— Texto selecionado —
——
Há uma coisa curiosa no Brasil de hoje: há gente que fala como se estivesse revelando um segredo histórico, quando, na verdade, está apenas repetindo uma distorção com roupagem de erudição.
O vereador Éder Borges (PL) voltou a se pronunciar. Após a repercussão da sua fala sobre a Ku Klux Klan — aquela, sim, a organização supremacista branca, terrorista e responsável por linchamentos, queimar cruzes e perseguir negros — resolveu gravar um vídeo. Um “esclarecimento”.
Nele, acusa a esquerda de “delírios” e diz que foi mal interpretado. Grita que a Klan não é exemplo de nada, mas, veja bem, “foi criada para desarmar negros libertos”. Para reforçar seu ponto, cita um livro: Gunfight: The Battle Over the Right to Bear Arms in America, do professor de direito constitucional Adam Winkler, da UCLA. Um autor, segundo ele, “desarmamentista”.
Antes de tudo: sim, o livro existe. Sim, é sério. E sim, ele trata da relação entre o direito ao porte de armas e questões raciais nos EUA, incluindo o fato de que, após a Guerra Civil, houve uma tentativa de restringir o acesso de ex-escravizados a armas como forma de manutenção do poder branco.
Mas aqui mora o problema: o livro não justifica nem respalda a romantização de grupos como a Ku Klux Klan. Muito pelo contrário. Winkler deixa claro que a KKK não defendia o direito ao armamento como expressão de liberdade — ela defendia o armamento para manter a supremacia branca, para silenciar os negros, para manter o terror racial.
——
— Registros brutos —

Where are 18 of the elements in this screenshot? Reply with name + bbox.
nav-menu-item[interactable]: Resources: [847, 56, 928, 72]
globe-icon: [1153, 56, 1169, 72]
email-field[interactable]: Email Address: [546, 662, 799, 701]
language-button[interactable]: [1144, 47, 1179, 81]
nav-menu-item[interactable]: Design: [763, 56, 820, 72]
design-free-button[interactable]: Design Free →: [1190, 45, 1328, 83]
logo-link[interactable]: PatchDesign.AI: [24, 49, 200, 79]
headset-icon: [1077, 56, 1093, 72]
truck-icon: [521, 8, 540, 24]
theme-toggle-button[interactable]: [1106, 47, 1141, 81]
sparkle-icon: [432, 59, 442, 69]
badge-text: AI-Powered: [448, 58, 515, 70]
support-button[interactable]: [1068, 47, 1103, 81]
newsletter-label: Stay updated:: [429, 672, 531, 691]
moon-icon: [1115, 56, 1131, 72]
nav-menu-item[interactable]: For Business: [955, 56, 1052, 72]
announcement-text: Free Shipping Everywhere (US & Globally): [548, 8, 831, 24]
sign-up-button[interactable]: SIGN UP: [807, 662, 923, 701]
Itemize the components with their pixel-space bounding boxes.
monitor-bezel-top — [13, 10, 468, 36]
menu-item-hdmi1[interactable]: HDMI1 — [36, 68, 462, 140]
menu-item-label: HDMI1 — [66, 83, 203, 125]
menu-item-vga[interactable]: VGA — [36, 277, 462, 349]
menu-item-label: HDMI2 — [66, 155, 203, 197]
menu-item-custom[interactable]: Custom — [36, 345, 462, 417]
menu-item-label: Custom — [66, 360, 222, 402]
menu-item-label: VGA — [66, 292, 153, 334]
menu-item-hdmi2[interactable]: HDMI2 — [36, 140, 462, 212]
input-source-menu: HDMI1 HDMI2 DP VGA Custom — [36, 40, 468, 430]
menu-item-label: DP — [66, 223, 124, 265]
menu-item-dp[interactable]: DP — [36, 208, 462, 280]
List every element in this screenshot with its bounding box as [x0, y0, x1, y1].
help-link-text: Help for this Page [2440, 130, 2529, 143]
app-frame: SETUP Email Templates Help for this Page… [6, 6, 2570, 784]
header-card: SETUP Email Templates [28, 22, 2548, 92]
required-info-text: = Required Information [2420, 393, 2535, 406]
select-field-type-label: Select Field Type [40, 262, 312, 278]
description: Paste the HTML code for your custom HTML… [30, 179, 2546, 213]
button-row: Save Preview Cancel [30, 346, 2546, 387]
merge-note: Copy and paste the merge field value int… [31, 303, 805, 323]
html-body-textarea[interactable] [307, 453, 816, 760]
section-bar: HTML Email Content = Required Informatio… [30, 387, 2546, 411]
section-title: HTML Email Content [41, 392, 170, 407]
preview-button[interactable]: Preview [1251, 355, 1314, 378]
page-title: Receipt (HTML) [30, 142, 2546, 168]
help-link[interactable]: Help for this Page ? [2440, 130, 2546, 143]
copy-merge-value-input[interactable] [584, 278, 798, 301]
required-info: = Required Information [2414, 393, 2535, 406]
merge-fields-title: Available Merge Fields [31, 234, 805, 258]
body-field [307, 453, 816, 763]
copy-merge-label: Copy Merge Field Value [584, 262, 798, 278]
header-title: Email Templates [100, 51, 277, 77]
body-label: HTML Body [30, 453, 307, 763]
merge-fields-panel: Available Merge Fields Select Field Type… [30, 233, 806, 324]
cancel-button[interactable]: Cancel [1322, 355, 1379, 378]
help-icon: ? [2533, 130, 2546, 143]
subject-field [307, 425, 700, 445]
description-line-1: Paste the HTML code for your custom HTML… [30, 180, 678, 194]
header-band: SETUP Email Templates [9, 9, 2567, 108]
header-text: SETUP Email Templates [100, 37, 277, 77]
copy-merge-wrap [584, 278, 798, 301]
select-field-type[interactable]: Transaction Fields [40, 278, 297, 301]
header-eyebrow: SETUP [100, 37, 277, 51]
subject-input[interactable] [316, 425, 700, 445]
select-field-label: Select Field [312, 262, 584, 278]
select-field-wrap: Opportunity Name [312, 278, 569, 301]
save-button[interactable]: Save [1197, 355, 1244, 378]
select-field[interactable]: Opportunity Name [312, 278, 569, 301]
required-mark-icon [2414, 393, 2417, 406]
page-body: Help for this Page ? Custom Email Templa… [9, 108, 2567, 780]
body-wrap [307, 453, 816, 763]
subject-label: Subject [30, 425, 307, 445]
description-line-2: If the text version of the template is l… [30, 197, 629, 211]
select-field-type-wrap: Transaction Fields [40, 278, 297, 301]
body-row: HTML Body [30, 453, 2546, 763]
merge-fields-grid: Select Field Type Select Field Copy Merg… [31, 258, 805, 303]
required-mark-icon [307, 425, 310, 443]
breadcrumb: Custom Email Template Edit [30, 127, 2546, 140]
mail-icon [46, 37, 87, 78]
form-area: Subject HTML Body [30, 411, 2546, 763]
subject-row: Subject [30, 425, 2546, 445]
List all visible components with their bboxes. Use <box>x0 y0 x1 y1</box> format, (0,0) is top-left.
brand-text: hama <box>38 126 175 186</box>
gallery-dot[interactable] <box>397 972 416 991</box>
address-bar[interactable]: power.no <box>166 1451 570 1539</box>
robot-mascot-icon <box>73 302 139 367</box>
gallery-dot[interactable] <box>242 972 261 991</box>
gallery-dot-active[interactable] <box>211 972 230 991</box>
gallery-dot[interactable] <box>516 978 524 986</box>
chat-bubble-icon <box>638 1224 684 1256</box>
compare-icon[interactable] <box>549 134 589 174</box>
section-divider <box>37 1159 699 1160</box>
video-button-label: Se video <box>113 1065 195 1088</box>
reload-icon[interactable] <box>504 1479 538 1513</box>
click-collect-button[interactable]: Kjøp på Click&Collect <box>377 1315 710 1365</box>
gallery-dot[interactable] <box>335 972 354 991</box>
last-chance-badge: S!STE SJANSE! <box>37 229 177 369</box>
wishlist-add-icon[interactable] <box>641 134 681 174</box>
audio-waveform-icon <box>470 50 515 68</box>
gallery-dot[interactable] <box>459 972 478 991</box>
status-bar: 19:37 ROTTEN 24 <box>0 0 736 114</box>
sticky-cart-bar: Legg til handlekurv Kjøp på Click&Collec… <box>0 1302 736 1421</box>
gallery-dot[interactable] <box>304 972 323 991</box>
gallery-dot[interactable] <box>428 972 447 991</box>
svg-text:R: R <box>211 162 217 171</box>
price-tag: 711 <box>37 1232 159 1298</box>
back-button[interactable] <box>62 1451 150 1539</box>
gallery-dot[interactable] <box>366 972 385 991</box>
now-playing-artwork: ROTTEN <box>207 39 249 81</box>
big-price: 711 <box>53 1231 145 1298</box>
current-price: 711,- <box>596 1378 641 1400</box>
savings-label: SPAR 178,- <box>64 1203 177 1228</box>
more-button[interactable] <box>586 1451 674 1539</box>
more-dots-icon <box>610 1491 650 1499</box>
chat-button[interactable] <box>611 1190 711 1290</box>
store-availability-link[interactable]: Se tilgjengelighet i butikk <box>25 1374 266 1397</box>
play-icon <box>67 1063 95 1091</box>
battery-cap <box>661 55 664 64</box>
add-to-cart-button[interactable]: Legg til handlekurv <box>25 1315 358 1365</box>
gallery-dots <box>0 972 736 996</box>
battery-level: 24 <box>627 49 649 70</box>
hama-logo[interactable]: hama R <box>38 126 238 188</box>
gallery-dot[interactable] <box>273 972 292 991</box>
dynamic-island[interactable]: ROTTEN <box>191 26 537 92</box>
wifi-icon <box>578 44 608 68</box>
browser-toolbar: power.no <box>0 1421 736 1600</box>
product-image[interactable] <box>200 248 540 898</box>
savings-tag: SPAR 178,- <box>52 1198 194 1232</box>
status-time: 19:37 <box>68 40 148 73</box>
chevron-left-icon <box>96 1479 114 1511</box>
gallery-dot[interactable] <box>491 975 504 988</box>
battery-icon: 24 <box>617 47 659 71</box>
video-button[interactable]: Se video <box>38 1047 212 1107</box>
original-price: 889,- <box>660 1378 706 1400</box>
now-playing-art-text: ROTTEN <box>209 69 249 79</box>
——
— Objetivo da tarefa —
Dê sequência ao texto sobre o vídeo do vereador Éder Borges a respeito da Ku Klux Klan, começando logo depois da última frase.

— Resposta da tarefa —
Ou seja, a Klan não surgiu em resposta a negros armados. Ela surgiu para impedir que negros tivessem qualquer poder — inclusive o poder de se defender. A narrativa de que a Klan apenas reagia ao “empoderamento negro” não é só falsa: é perigosa. Ela inverte o agressor e a vítima. Romantiza o opressor. A história não admite esse tipo de manipulação. Não se trata de uma nuance mal compreendida. Trata-se do núcleo da questão. Distorcer isso, ainda mais como argumento político, é desonesto. Ou ignorante. Ou as duas coisas ao mesmo tempo.
Quando um parlamentar ocupa seu tempo tentando “limpar” um exemplo grotesco que ele mesmo escolheu — em vez de recuar, refletir e pedir desculpas —, ele escancara que o problema não é o exemplo. É o projeto.
O projeto não é a proteção dos negros. O projeto é vender a ideia de que mais armas significam mais liberdade. O projeto é colar o armamento civil à ideia de resistência, de povo forte, de justiça pelas próprias mãos — mesmo quando a história mostra, com sangue e dor, que os mais armados quase sempre foram os que subjugaram, não os que se libertaram.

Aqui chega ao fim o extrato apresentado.